Dataset items

--- BEGIN ---

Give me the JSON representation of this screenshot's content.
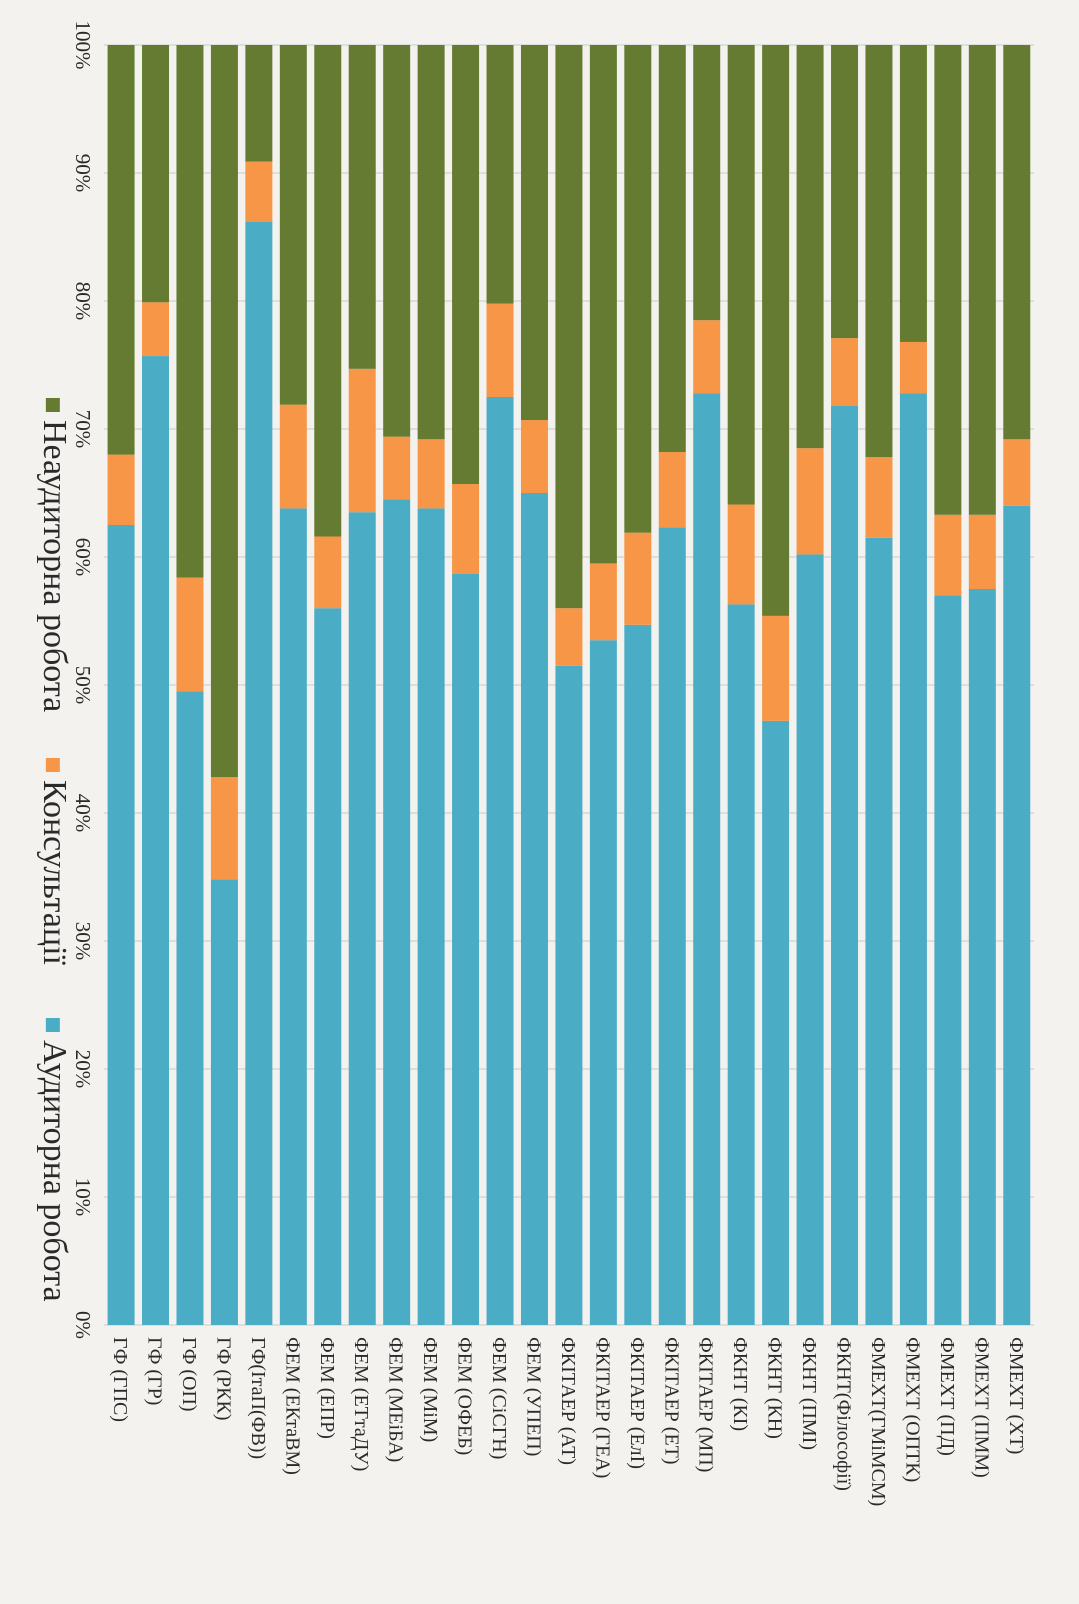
{
  "chart_data": {
    "type": "bar",
    "stacked": true,
    "orientation": "horizontal-percent, rotated 90° clockwise",
    "categories": [
      "ФМЕХТ (ХТ)",
      "ФМЕХТ (ПММ)",
      "ФМЕХТ (ПД)",
      "ФМЕХТ (ОПТК)",
      "ФМЕХТ(ГМіМСМ)",
      "ФКНТ(Філософії)",
      "ФКНТ (ПМІ)",
      "ФКНТ (КН)",
      "ФКНТ (КІ)",
      "ФКІТАЕР (МП)",
      "ФКІТАЕР (ЕТ)",
      "ФКІТАЕР (ЕлІ)",
      "ФКІТАЕР (ГЕА)",
      "ФКІТАЕР (АТ)",
      "ФЕМ (УПЕП)",
      "ФЕМ (СіСГН)",
      "ФЕМ (ОФЕБ)",
      "ФЕМ (МіМ)",
      "ФЕМ (МЕіБА)",
      "ФЕМ (ЕТтаДУ)",
      "ФЕМ (ЕПР)",
      "ФЕМ (ЕКтаВМ)",
      "ГФ(ІтаП(ФВ))",
      "ГФ (РКК)",
      "ГФ (ОП)",
      "ГФ (ГР)",
      "ГФ (ГПС)"
    ],
    "series": [
      {
        "name": "Аудиторна робота",
        "color": "#4bacc6",
        "values": [
          64,
          57.5,
          57,
          72.8,
          61.5,
          71.8,
          60.2,
          47.2,
          56.3,
          72.8,
          62.3,
          54.7,
          53.5,
          51.5,
          65,
          72.5,
          58.7,
          63.8,
          64.5,
          63.5,
          56,
          63.8,
          86.2,
          34.8,
          49.5,
          75.7,
          62.5
        ]
      },
      {
        "name": "Консультації",
        "color": "#f79646",
        "values": [
          5.2,
          5.8,
          6.3,
          4,
          6.3,
          5.3,
          8.3,
          8.2,
          7.8,
          5.7,
          5.9,
          7.2,
          6,
          4.5,
          5.7,
          7.3,
          7,
          5.4,
          4.9,
          11.2,
          5.6,
          8.1,
          4.7,
          8,
          8.9,
          4.2,
          5.5
        ]
      },
      {
        "name": "Неаудиторна робота",
        "color": "#657b32",
        "values": [
          30.8,
          36.7,
          36.7,
          23.2,
          32.2,
          22.9,
          31.5,
          44.6,
          35.9,
          21.5,
          31.8,
          38.1,
          40.5,
          44,
          29.3,
          20.2,
          34.3,
          30.8,
          30.6,
          25.3,
          38.4,
          28.1,
          9.1,
          57.2,
          41.6,
          20.1,
          32
        ]
      }
    ],
    "ticks": [
      "0%",
      "10%",
      "20%",
      "30%",
      "40%",
      "50%",
      "60%",
      "70%",
      "80%",
      "90%",
      "100%"
    ],
    "ylim": [
      0,
      100
    ],
    "title": "",
    "xlabel": "",
    "ylabel": "",
    "legend_position": "right"
  }
}
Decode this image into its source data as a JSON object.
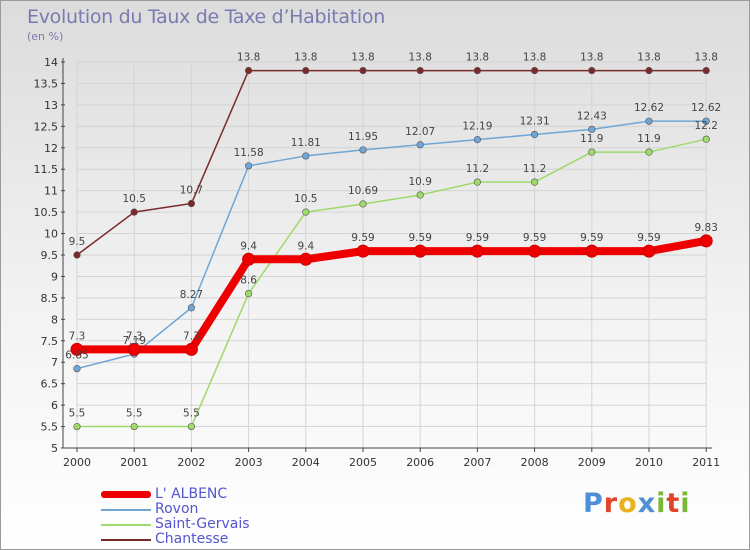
{
  "header": {
    "title": "Evolution du Taux de Taxe d’Habitation",
    "unit": "(en %)"
  },
  "chart_data": {
    "type": "line",
    "title": "Evolution du Taux de Taxe d’Habitation",
    "subtitle": "(en %)",
    "xlabel": "",
    "ylabel": "",
    "categories": [
      "2000",
      "2001",
      "2002",
      "2003",
      "2004",
      "2005",
      "2006",
      "2007",
      "2008",
      "2009",
      "2010",
      "2011"
    ],
    "ylim": [
      5,
      14
    ],
    "ytick_step": 0.5,
    "yticks": [
      "5",
      "5.5",
      "6",
      "6.5",
      "7",
      "7.5",
      "8",
      "8.5",
      "9",
      "9.5",
      "10",
      "10.5",
      "11",
      "11.5",
      "12",
      "12.5",
      "13",
      "13.5",
      "14"
    ],
    "grid": true,
    "legend_position": "bottom-left",
    "series": [
      {
        "name": "Chantesse",
        "color": "#7b2a2a",
        "values": [
          9.5,
          10.5,
          10.7,
          13.8,
          13.8,
          13.8,
          13.8,
          13.8,
          13.8,
          13.8,
          13.8,
          13.8
        ],
        "labels": [
          "9.5",
          "10.5",
          "10.7",
          "13.8",
          "13.8",
          "13.8",
          "13.8",
          "13.8",
          "13.8",
          "13.8",
          "13.8",
          "13.8"
        ]
      },
      {
        "name": "Rovon",
        "color": "#6fa6d6",
        "values": [
          6.85,
          7.19,
          8.27,
          11.58,
          11.81,
          11.95,
          12.07,
          12.19,
          12.31,
          12.43,
          12.62,
          12.62
        ],
        "labels": [
          "6.85",
          "7.19",
          "8.27",
          "11.58",
          "11.81",
          "11.95",
          "12.07",
          "12.19",
          "12.31",
          "12.43",
          "12.62",
          "12.62"
        ]
      },
      {
        "name": "Saint-Gervais",
        "color": "#9ed96a",
        "values": [
          5.5,
          5.5,
          5.5,
          8.6,
          10.5,
          10.69,
          10.9,
          11.2,
          11.2,
          11.9,
          11.9,
          12.2
        ],
        "labels": [
          "5.5",
          "5.5",
          "5.5",
          "8.6",
          "10.5",
          "10.69",
          "10.9",
          "11.2",
          "11.2",
          "11.9",
          "11.9",
          "12.2"
        ]
      },
      {
        "name": "L' ALBENC",
        "color": "#ee0000",
        "values": [
          7.3,
          7.3,
          7.3,
          9.4,
          9.4,
          9.59,
          9.59,
          9.59,
          9.59,
          9.59,
          9.59,
          9.83
        ],
        "labels": [
          "7.3",
          "7.3",
          "7.3",
          "9.4",
          "9.4",
          "9.59",
          "9.59",
          "9.59",
          "9.59",
          "9.59",
          "9.59",
          "9.83"
        ]
      }
    ]
  },
  "legend": {
    "items": [
      {
        "label": "L' ALBENC",
        "color": "#ee0000"
      },
      {
        "label": "Rovon",
        "color": "#6fa6d6"
      },
      {
        "label": "Saint-Gervais",
        "color": "#9ed96a"
      },
      {
        "label": "Chantesse",
        "color": "#7b2a2a"
      }
    ]
  },
  "logo": {
    "text": "Proxiti",
    "letters": [
      "P",
      "r",
      "o",
      "x",
      "i",
      "t",
      "i"
    ],
    "colors": [
      "#4f8fd8",
      "#e0452a",
      "#e8b21e",
      "#4f8fd8",
      "#7ab83a",
      "#e0452a",
      "#7ab83a"
    ]
  }
}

--- END ---

- [YOUR INSTRUCTIONS]: Repeat the material verbatim. Do not carry over any picture.

- [OUTPUT BELOW]:
Give me the JSON representation of this screenshot's content.
{
  "chart_data": {
    "type": "bar",
    "stacked": true,
    "orientation": "horizontal-percent, rotated 90° clockwise",
    "categories": [
      "ФМЕХТ (ХТ)",
      "ФМЕХТ (ПММ)",
      "ФМЕХТ (ПД)",
      "ФМЕХТ (ОПТК)",
      "ФМЕХТ(ГМіМСМ)",
      "ФКНТ(Філософії)",
      "ФКНТ (ПМІ)",
      "ФКНТ (КН)",
      "ФКНТ (КІ)",
      "ФКІТАЕР (МП)",
      "ФКІТАЕР (ЕТ)",
      "ФКІТАЕР (ЕлІ)",
      "ФКІТАЕР (ГЕА)",
      "ФКІТАЕР (АТ)",
      "ФЕМ (УПЕП)",
      "ФЕМ (СіСГН)",
      "ФЕМ (ОФЕБ)",
      "ФЕМ (МіМ)",
      "ФЕМ (МЕіБА)",
      "ФЕМ (ЕТтаДУ)",
      "ФЕМ (ЕПР)",
      "ФЕМ (ЕКтаВМ)",
      "ГФ(ІтаП(ФВ))",
      "ГФ (РКК)",
      "ГФ (ОП)",
      "ГФ (ГР)",
      "ГФ (ГПС)"
    ],
    "series": [
      {
        "name": "Аудиторна робота",
        "color": "#4bacc6",
        "values": [
          64,
          57.5,
          57,
          72.8,
          61.5,
          71.8,
          60.2,
          47.2,
          56.3,
          72.8,
          62.3,
          54.7,
          53.5,
          51.5,
          65,
          72.5,
          58.7,
          63.8,
          64.5,
          63.5,
          56,
          63.8,
          86.2,
          34.8,
          49.5,
          75.7,
          62.5
        ]
      },
      {
        "name": "Консультації",
        "color": "#f79646",
        "values": [
          5.2,
          5.8,
          6.3,
          4,
          6.3,
          5.3,
          8.3,
          8.2,
          7.8,
          5.7,
          5.9,
          7.2,
          6,
          4.5,
          5.7,
          7.3,
          7,
          5.4,
          4.9,
          11.2,
          5.6,
          8.1,
          4.7,
          8,
          8.9,
          4.2,
          5.5
        ]
      },
      {
        "name": "Неаудиторна робота",
        "color": "#657b32",
        "values": [
          30.8,
          36.7,
          36.7,
          23.2,
          32.2,
          22.9,
          31.5,
          44.6,
          35.9,
          21.5,
          31.8,
          38.1,
          40.5,
          44,
          29.3,
          20.2,
          34.3,
          30.8,
          30.6,
          25.3,
          38.4,
          28.1,
          9.1,
          57.2,
          41.6,
          20.1,
          32
        ]
      }
    ],
    "ticks": [
      "0%",
      "10%",
      "20%",
      "30%",
      "40%",
      "50%",
      "60%",
      "70%",
      "80%",
      "90%",
      "100%"
    ],
    "ylim": [
      0,
      100
    ],
    "title": "",
    "xlabel": "",
    "ylabel": "",
    "legend_position": "right"
  }
}
Decode this image into its source data as a JSON object.
{
  "header": {
    "title": "Evolution du Taux de Taxe d’Habitation",
    "unit": "(en %)"
  },
  "chart_data": {
    "type": "line",
    "title": "Evolution du Taux de Taxe d’Habitation",
    "subtitle": "(en %)",
    "xlabel": "",
    "ylabel": "",
    "categories": [
      "2000",
      "2001",
      "2002",
      "2003",
      "2004",
      "2005",
      "2006",
      "2007",
      "2008",
      "2009",
      "2010",
      "2011"
    ],
    "ylim": [
      5,
      14
    ],
    "ytick_step": 0.5,
    "yticks": [
      "5",
      "5.5",
      "6",
      "6.5",
      "7",
      "7.5",
      "8",
      "8.5",
      "9",
      "9.5",
      "10",
      "10.5",
      "11",
      "11.5",
      "12",
      "12.5",
      "13",
      "13.5",
      "14"
    ],
    "grid": true,
    "legend_position": "bottom-left",
    "series": [
      {
        "name": "Chantesse",
        "color": "#7b2a2a",
        "values": [
          9.5,
          10.5,
          10.7,
          13.8,
          13.8,
          13.8,
          13.8,
          13.8,
          13.8,
          13.8,
          13.8,
          13.8
        ],
        "labels": [
          "9.5",
          "10.5",
          "10.7",
          "13.8",
          "13.8",
          "13.8",
          "13.8",
          "13.8",
          "13.8",
          "13.8",
          "13.8",
          "13.8"
        ]
      },
      {
        "name": "Rovon",
        "color": "#6fa6d6",
        "values": [
          6.85,
          7.19,
          8.27,
          11.58,
          11.81,
          11.95,
          12.07,
          12.19,
          12.31,
          12.43,
          12.62,
          12.62
        ],
        "labels": [
          "6.85",
          "7.19",
          "8.27",
          "11.58",
          "11.81",
          "11.95",
          "12.07",
          "12.19",
          "12.31",
          "12.43",
          "12.62",
          "12.62"
        ]
      },
      {
        "name": "Saint-Gervais",
        "color": "#9ed96a",
        "values": [
          5.5,
          5.5,
          5.5,
          8.6,
          10.5,
          10.69,
          10.9,
          11.2,
          11.2,
          11.9,
          11.9,
          12.2
        ],
        "labels": [
          "5.5",
          "5.5",
          "5.5",
          "8.6",
          "10.5",
          "10.69",
          "10.9",
          "11.2",
          "11.2",
          "11.9",
          "11.9",
          "12.2"
        ]
      },
      {
        "name": "L' ALBENC",
        "color": "#ee0000",
        "values": [
          7.3,
          7.3,
          7.3,
          9.4,
          9.4,
          9.59,
          9.59,
          9.59,
          9.59,
          9.59,
          9.59,
          9.83
        ],
        "labels": [
          "7.3",
          "7.3",
          "7.3",
          "9.4",
          "9.4",
          "9.59",
          "9.59",
          "9.59",
          "9.59",
          "9.59",
          "9.59",
          "9.83"
        ]
      }
    ]
  },
  "legend": {
    "items": [
      {
        "label": "L' ALBENC",
        "color": "#ee0000"
      },
      {
        "label": "Rovon",
        "color": "#6fa6d6"
      },
      {
        "label": "Saint-Gervais",
        "color": "#9ed96a"
      },
      {
        "label": "Chantesse",
        "color": "#7b2a2a"
      }
    ]
  },
  "logo": {
    "text": "Proxiti",
    "letters": [
      "P",
      "r",
      "o",
      "x",
      "i",
      "t",
      "i"
    ],
    "colors": [
      "#4f8fd8",
      "#e0452a",
      "#e8b21e",
      "#4f8fd8",
      "#7ab83a",
      "#e0452a",
      "#7ab83a"
    ]
  }
}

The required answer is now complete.